• _STATED PROBLEM_: Please give the entries again in full and exactly, without any picture.

---------- DATASET RECORDS ----------

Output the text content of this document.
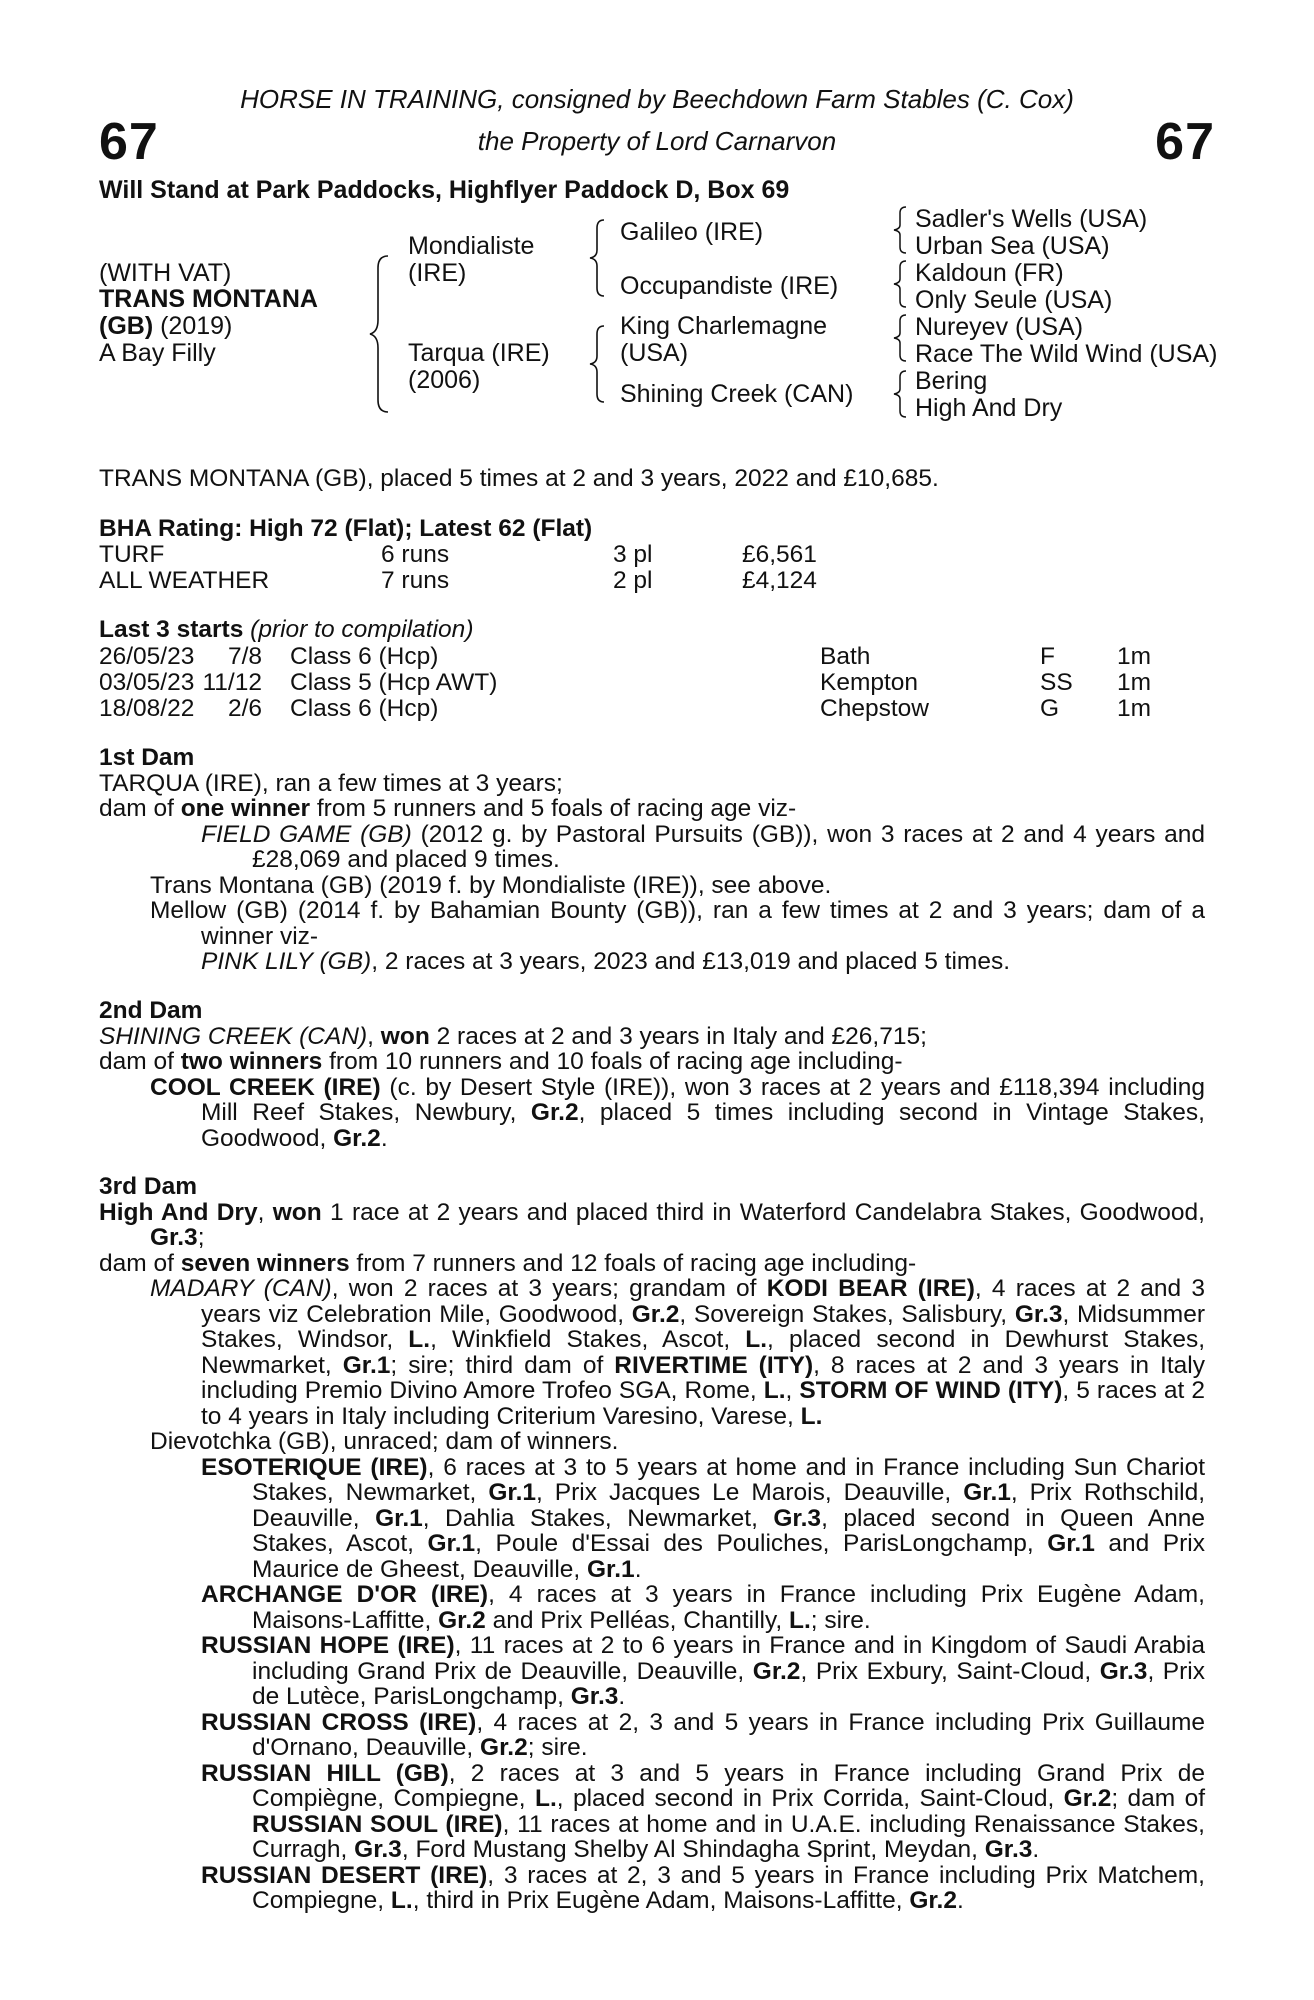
67	67
HORSE IN TRAINING, consigned by Beechdown Farm Stables (C. Cox)
the Property of Lord Carnarvon
Will Stand at Park Paddocks, Highflyer Paddock D, Box 69
(WITH VAT)
TRANS MONTANA
(GB) (2019)
A Bay Filly
Mondialiste
(IRE)
Tarqua (IRE)
(2006)
Galileo (IRE)
Occupandiste (IRE)
King Charlemagne
(USA)
Shining Creek (CAN)
Sadler's Wells (USA)
Urban Sea (USA)
Kaldoun (FR)
Only Seule (USA)
Nureyev (USA)
Race The Wild Wind (USA)
Bering
High And Dry
TRANS MONTANA (GB), placed 5 times at 2 and 3 years, 2022 and £10,685.
BHA Rating: High 72 (Flat); Latest 62 (Flat)
TURF	6 runs	3 pl	£6,561
ALL WEATHER	7 runs	2 pl	£4,124
Last 3 starts (prior to compilation)
26/05/23	7/8 Class 6 (Hcp)	Bath	F	1m
03/05/23 11/12 Class 5 (Hcp AWT)	Kempton	SS 1m
18/08/22	2/6 Class 6 (Hcp)	Chepstow	G 1m
1st Dam
TARQUA (IRE), ran a few times at 3 years;
dam of one winner from 5 runners and 5 foals of racing age viz-
FIELD GAME (GB) (2012 g. by Pastoral Pursuits (GB)), won 3 races at 2 and 4 years and £28,069 and placed 9 times.
Trans Montana (GB) (2019 f. by Mondialiste (IRE)), see above.
Mellow (GB) (2014 f. by Bahamian Bounty (GB)), ran a few times at 2 and 3 years; dam of a winner viz-
PINK LILY (GB), 2 races at 3 years, 2023 and £13,019 and placed 5 times.
2nd Dam
SHINING CREEK (CAN), won 2 races at 2 and 3 years in Italy and £26,715;
dam of two winners from 10 runners and 10 foals of racing age including-
COOL CREEK (IRE) (c. by Desert Style (IRE)), won 3 races at 2 years and £118,394 including Mill Reef Stakes, Newbury, Gr.2, placed 5 times including second in Vintage Stakes, Goodwood, Gr.2.
3rd Dam
High And Dry, won 1 race at 2 years and placed third in Waterford Candelabra Stakes, Goodwood, Gr.3;
dam of seven winners from 7 runners and 12 foals of racing age including-
MADARY (CAN), won 2 races at 3 years; grandam of KODI BEAR (IRE), 4 races at 2 and 3 years viz Celebration Mile, Goodwood, Gr.2, Sovereign Stakes, Salisbury, Gr.3, Midsummer Stakes, Windsor, L., Winkfield Stakes, Ascot, L., placed second in Dewhurst Stakes, Newmarket, Gr.1; sire; third dam of RIVERTIME (ITY), 8 races at 2 and 3 years in Italy including Premio Divino Amore Trofeo SGA, Rome, L., STORM OF WIND (ITY), 5 races at 2 to 4 years in Italy including Criterium Varesino, Varese, L.
Dievotchka (GB), unraced; dam of winners.
ESOTERIQUE (IRE), 6 races at 3 to 5 years at home and in France including Sun Chariot Stakes, Newmarket, Gr.1, Prix Jacques Le Marois, Deauville, Gr.1, Prix Rothschild, Deauville, Gr.1, Dahlia Stakes, Newmarket, Gr.3, placed second in Queen Anne Stakes, Ascot, Gr.1, Poule d'Essai des Pouliches, ParisLongchamp, Gr.1 and Prix Maurice de Gheest, Deauville, Gr.1.
ARCHANGE D'OR (IRE), 4 races at 3 years in France including Prix Eugène Adam, Maisons-Laffitte, Gr.2 and Prix Pelléas, Chantilly, L.; sire.
RUSSIAN HOPE (IRE), 11 races at 2 to 6 years in France and in Kingdom of Saudi Arabia including Grand Prix de Deauville, Deauville, Gr.2, Prix Exbury, Saint-Cloud, Gr.3, Prix de Lutèce, ParisLongchamp, Gr.3.
RUSSIAN CROSS (IRE), 4 races at 2, 3 and 5 years in France including Prix Guillaume d'Ornano, Deauville, Gr.2; sire.
RUSSIAN HILL (GB), 2 races at 3 and 5 years in France including Grand Prix de Compiègne, Compiegne, L., placed second in Prix Corrida, Saint-Cloud, Gr.2; dam of RUSSIAN SOUL (IRE), 11 races at home and in U.A.E. including Renaissance Stakes, Curragh, Gr.3, Ford Mustang Shelby Al Shindagha Sprint, Meydan, Gr.3.
RUSSIAN DESERT (IRE), 3 races at 2, 3 and 5 years in France including Prix Matchem, Compiegne, L., third in Prix Eugène Adam, Maisons-Laffitte, Gr.2.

----------

• _ANSWER TO THIS TASK_:
Output the text content of this document.
67	67
HORSE IN TRAINING, consigned by Beechdown Farm Stables (C. Cox)
the Property of Lord Carnarvon
Will Stand at Park Paddocks, Highflyer Paddock D, Box 69
(WITH VAT)
TRANS MONTANA
(GB) (2019)
A Bay Filly
Mondialiste
(IRE)
Tarqua (IRE)
(2006)
Galileo (IRE)
Occupandiste (IRE)
King Charlemagne
(USA)
Shining Creek (CAN)
Sadler's Wells (USA)
Urban Sea (USA)
Kaldoun (FR)
Only Seule (USA)
Nureyev (USA)
Race The Wild Wind (USA)
Bering
High And Dry
TRANS MONTANA (GB), placed 5 times at 2 and 3 years, 2022 and £10,685.
BHA Rating: High 72 (Flat); Latest 62 (Flat)
TURF	6 runs	3 pl	£6,561
ALL WEATHER	7 runs	2 pl	£4,124
Last 3 starts (prior to compilation)
26/05/23	7/8 Class 6 (Hcp)	Bath	F	1m
03/05/23 11/12 Class 5 (Hcp AWT)	Kempton	SS 1m
18/08/22	2/6 Class 6 (Hcp)	Chepstow	G 1m
1st Dam
TARQUA (IRE), ran a few times at 3 years;
dam of one winner from 5 runners and 5 foals of racing age viz-
FIELD GAME (GB) (2012 g. by Pastoral Pursuits (GB)), won 3 races at 2 and 4 years and £28,069 and placed 9 times.
Trans Montana (GB) (2019 f. by Mondialiste (IRE)), see above.
Mellow (GB) (2014 f. by Bahamian Bounty (GB)), ran a few times at 2 and 3 years; dam of a winner viz-
PINK LILY (GB), 2 races at 3 years, 2023 and £13,019 and placed 5 times.
2nd Dam
SHINING CREEK (CAN), won 2 races at 2 and 3 years in Italy and £26,715;
dam of two winners from 10 runners and 10 foals of racing age including-
COOL CREEK (IRE) (c. by Desert Style (IRE)), won 3 races at 2 years and £118,394 including Mill Reef Stakes, Newbury, Gr.2, placed 5 times including second in Vintage Stakes, Goodwood, Gr.2.
3rd Dam
High And Dry, won 1 race at 2 years and placed third in Waterford Candelabra Stakes, Goodwood, Gr.3;
dam of seven winners from 7 runners and 12 foals of racing age including-
MADARY (CAN), won 2 races at 3 years; grandam of KODI BEAR (IRE), 4 races at 2 and 3 years viz Celebration Mile, Goodwood, Gr.2, Sovereign Stakes, Salisbury, Gr.3, Midsummer Stakes, Windsor, L., Winkfield Stakes, Ascot, L., placed second in Dewhurst Stakes, Newmarket, Gr.1; sire; third dam of RIVERTIME (ITY), 8 races at 2 and 3 years in Italy including Premio Divino Amore Trofeo SGA, Rome, L., STORM OF WIND (ITY), 5 races at 2 to 4 years in Italy including Criterium Varesino, Varese, L.
Dievotchka (GB), unraced; dam of winners.
ESOTERIQUE (IRE), 6 races at 3 to 5 years at home and in France including Sun Chariot Stakes, Newmarket, Gr.1, Prix Jacques Le Marois, Deauville, Gr.1, Prix Rothschild, Deauville, Gr.1, Dahlia Stakes, Newmarket, Gr.3, placed second in Queen Anne Stakes, Ascot, Gr.1, Poule d'Essai des Pouliches, ParisLongchamp, Gr.1 and Prix Maurice de Gheest, Deauville, Gr.1.
ARCHANGE D'OR (IRE), 4 races at 3 years in France including Prix Eugène Adam, Maisons-Laffitte, Gr.2 and Prix Pelléas, Chantilly, L.; sire.
RUSSIAN HOPE (IRE), 11 races at 2 to 6 years in France and in Kingdom of Saudi Arabia including Grand Prix de Deauville, Deauville, Gr.2, Prix Exbury, Saint-Cloud, Gr.3, Prix de Lutèce, ParisLongchamp, Gr.3.
RUSSIAN CROSS (IRE), 4 races at 2, 3 and 5 years in France including Prix Guillaume d'Ornano, Deauville, Gr.2; sire.
RUSSIAN HILL (GB), 2 races at 3 and 5 years in France including Grand Prix de Compiègne, Compiegne, L., placed second in Prix Corrida, Saint-Cloud, Gr.2; dam of RUSSIAN SOUL (IRE), 11 races at home and in U.A.E. including Renaissance Stakes, Curragh, Gr.3, Ford Mustang Shelby Al Shindagha Sprint, Meydan, Gr.3.
RUSSIAN DESERT (IRE), 3 races at 2, 3 and 5 years in France including Prix Matchem, Compiegne, L., third in Prix Eugène Adam, Maisons-Laffitte, Gr.2.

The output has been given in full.